Go through the entries below and copy each line containing the word "North".
____
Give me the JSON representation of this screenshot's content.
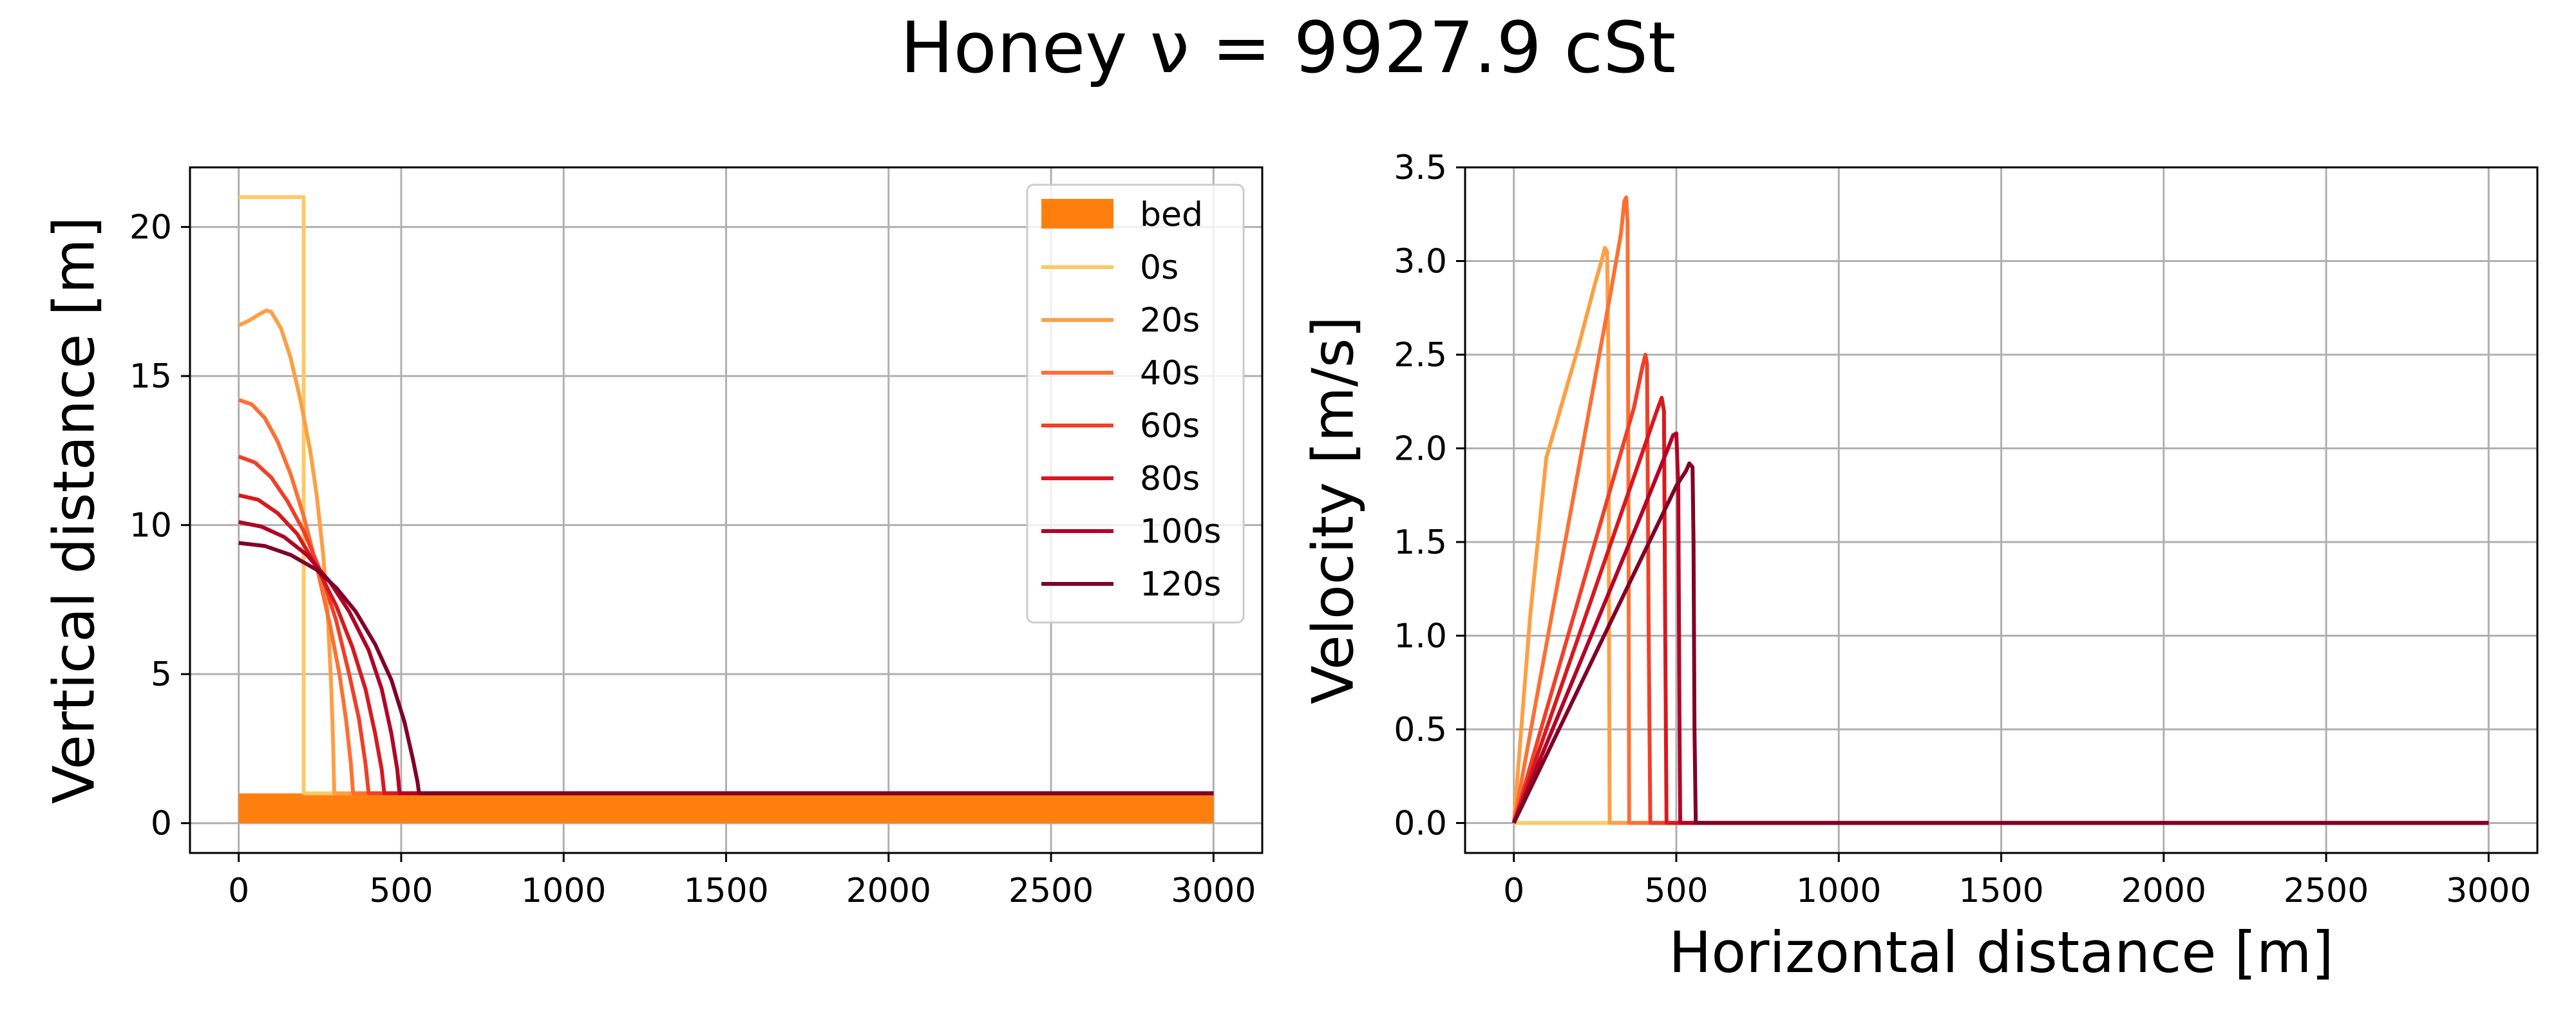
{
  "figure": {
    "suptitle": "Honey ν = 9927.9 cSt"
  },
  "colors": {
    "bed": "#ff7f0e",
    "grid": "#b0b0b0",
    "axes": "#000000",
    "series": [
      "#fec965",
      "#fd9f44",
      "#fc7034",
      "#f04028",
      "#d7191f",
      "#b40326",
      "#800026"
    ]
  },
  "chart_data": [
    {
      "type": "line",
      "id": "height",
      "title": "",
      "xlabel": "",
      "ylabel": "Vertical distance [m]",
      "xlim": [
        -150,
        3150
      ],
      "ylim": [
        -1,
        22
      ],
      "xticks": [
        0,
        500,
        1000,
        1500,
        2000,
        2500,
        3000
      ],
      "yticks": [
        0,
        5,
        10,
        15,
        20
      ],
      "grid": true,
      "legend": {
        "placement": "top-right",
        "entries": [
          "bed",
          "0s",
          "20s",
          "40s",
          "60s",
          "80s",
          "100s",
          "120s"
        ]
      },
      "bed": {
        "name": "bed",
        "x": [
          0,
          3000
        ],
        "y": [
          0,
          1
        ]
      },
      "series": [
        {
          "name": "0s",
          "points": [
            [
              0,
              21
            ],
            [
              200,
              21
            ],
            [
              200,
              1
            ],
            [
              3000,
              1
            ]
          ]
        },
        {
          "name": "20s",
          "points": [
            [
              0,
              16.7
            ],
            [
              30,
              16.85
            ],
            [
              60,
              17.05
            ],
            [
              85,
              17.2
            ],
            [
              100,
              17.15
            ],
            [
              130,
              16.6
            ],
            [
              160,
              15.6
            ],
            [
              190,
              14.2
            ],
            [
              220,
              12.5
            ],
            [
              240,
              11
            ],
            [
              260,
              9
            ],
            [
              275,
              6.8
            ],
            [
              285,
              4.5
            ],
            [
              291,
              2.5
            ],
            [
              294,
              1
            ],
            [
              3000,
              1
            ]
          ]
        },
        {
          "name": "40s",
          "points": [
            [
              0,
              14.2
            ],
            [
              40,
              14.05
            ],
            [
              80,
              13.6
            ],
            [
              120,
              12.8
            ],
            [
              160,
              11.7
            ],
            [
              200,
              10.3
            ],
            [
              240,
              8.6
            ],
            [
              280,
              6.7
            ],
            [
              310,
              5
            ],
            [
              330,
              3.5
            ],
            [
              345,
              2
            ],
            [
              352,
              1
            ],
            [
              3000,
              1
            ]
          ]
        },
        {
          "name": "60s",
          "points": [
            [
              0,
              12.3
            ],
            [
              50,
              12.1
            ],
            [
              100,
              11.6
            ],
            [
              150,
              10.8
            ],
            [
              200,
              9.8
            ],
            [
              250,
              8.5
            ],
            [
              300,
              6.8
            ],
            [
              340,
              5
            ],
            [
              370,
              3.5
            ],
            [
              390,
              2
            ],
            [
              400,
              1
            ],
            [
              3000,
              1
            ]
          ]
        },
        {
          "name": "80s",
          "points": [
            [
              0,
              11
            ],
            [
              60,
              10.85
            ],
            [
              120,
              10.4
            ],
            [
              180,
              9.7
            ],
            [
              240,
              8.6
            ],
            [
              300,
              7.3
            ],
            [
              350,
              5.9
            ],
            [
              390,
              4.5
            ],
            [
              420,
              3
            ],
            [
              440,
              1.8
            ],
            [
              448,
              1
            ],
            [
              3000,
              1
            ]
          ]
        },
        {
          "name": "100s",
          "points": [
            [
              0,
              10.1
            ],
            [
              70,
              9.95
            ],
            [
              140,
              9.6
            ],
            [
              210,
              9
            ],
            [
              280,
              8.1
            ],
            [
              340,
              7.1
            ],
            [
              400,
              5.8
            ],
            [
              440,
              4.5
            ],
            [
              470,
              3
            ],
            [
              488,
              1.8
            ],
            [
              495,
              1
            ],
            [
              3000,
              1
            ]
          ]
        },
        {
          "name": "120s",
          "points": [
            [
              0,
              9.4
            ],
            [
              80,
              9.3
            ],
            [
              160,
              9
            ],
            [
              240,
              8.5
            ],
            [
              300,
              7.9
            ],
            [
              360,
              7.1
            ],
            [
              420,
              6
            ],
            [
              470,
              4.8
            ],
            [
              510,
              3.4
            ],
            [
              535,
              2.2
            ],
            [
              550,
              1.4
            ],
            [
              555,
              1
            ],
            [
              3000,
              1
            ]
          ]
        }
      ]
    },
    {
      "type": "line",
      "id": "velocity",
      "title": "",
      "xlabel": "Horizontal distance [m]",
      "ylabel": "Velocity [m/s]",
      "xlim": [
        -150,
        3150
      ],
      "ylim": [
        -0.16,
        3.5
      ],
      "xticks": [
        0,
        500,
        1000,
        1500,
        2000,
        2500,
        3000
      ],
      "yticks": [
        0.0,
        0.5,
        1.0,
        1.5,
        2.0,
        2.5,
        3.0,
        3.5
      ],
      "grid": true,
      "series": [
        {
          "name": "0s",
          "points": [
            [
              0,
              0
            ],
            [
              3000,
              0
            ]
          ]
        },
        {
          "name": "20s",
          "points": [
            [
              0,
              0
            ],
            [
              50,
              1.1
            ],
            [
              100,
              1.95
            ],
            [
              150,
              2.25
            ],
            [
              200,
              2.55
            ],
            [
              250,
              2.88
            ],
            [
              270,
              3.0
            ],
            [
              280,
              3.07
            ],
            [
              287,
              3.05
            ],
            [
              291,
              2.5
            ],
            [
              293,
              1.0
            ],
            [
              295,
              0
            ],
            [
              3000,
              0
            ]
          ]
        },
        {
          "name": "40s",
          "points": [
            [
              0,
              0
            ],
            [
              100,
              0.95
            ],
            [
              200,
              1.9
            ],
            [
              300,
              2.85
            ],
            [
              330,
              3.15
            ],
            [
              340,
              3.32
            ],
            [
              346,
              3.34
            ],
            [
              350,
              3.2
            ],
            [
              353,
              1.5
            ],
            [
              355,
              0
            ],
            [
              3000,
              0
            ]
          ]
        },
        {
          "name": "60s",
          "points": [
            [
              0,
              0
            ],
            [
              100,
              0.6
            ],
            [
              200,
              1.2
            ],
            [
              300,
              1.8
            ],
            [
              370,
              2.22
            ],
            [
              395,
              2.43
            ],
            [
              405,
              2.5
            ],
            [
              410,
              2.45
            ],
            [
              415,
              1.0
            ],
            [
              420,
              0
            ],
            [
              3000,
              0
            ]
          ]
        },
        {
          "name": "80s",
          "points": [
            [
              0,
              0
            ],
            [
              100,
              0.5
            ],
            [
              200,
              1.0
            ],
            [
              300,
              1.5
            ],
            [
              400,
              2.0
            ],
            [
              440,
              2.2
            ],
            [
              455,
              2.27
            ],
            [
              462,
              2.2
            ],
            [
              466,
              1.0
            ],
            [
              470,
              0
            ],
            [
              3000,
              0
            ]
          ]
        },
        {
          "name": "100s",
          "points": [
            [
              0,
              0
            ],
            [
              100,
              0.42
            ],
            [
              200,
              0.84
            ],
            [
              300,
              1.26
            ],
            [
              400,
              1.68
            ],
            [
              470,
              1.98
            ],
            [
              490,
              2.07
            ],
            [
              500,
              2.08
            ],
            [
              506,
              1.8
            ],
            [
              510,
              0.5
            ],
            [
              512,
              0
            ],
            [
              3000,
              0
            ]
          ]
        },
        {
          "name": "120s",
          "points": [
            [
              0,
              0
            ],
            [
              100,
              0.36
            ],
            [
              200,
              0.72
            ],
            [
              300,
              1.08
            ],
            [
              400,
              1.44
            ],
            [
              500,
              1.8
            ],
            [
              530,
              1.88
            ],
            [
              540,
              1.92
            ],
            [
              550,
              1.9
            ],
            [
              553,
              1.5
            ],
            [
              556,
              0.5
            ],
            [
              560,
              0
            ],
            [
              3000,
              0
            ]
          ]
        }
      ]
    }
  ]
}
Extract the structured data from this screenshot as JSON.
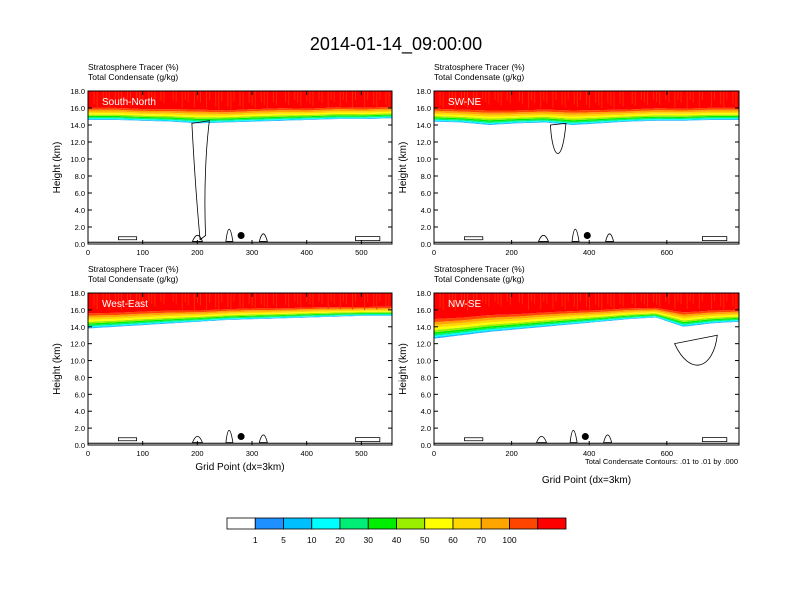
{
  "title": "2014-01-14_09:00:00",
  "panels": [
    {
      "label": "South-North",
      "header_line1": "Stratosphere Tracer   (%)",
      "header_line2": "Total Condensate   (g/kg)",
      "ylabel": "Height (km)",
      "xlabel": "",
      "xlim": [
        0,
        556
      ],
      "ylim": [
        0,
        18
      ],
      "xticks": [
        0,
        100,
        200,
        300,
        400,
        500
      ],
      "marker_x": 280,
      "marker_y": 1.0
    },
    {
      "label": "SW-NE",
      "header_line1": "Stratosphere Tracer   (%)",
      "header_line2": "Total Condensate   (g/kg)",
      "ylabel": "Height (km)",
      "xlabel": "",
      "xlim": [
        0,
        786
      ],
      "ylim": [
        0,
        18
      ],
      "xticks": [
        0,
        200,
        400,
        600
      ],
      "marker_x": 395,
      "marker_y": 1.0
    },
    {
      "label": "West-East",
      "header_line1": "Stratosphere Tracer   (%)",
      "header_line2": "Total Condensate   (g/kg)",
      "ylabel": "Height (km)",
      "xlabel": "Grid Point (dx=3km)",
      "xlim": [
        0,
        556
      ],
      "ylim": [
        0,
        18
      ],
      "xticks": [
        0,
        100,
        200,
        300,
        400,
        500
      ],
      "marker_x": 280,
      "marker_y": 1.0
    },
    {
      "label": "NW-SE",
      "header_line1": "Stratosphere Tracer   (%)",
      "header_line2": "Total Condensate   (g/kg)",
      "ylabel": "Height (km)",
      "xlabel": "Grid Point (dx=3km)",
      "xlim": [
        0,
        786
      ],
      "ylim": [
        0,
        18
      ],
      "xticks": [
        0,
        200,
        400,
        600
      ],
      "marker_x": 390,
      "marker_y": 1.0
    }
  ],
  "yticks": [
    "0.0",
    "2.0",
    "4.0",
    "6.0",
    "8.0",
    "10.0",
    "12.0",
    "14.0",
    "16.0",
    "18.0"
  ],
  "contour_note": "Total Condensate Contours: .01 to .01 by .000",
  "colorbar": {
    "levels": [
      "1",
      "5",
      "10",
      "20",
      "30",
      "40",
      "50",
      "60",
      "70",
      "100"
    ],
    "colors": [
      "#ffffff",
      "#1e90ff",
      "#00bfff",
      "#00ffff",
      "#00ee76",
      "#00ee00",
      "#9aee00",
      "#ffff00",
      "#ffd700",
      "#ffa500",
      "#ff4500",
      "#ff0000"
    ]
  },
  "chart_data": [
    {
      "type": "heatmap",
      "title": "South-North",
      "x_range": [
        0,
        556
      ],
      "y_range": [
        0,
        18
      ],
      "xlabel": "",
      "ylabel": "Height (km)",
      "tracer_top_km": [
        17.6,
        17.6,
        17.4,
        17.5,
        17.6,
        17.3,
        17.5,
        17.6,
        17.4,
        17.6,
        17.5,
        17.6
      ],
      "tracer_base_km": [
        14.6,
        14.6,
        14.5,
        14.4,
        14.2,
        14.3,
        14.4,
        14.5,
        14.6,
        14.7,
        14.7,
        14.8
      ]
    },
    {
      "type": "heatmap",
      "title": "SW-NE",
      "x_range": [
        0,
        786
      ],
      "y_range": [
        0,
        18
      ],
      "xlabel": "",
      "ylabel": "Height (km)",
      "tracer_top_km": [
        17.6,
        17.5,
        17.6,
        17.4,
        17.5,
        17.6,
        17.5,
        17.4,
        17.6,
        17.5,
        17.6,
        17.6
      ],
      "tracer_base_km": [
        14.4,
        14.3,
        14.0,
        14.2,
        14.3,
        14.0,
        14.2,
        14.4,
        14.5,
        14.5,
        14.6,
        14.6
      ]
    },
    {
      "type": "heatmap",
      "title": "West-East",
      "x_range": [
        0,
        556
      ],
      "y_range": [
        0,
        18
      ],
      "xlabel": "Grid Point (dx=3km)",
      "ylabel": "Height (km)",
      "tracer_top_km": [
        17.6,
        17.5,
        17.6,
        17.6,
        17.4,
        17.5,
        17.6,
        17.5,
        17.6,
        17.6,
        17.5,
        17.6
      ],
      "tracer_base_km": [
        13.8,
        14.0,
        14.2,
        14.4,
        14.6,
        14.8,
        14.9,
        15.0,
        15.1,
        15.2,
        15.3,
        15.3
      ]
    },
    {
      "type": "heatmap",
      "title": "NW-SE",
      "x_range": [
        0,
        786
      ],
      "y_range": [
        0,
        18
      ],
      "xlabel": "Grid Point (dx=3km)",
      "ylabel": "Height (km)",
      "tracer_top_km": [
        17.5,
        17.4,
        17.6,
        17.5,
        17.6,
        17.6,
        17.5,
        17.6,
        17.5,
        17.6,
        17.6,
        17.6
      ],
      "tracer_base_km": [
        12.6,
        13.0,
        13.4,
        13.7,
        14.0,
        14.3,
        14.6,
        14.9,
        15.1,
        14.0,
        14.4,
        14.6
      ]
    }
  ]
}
____
[Written solution]
      "label": "South-North",
      "title": "South-North",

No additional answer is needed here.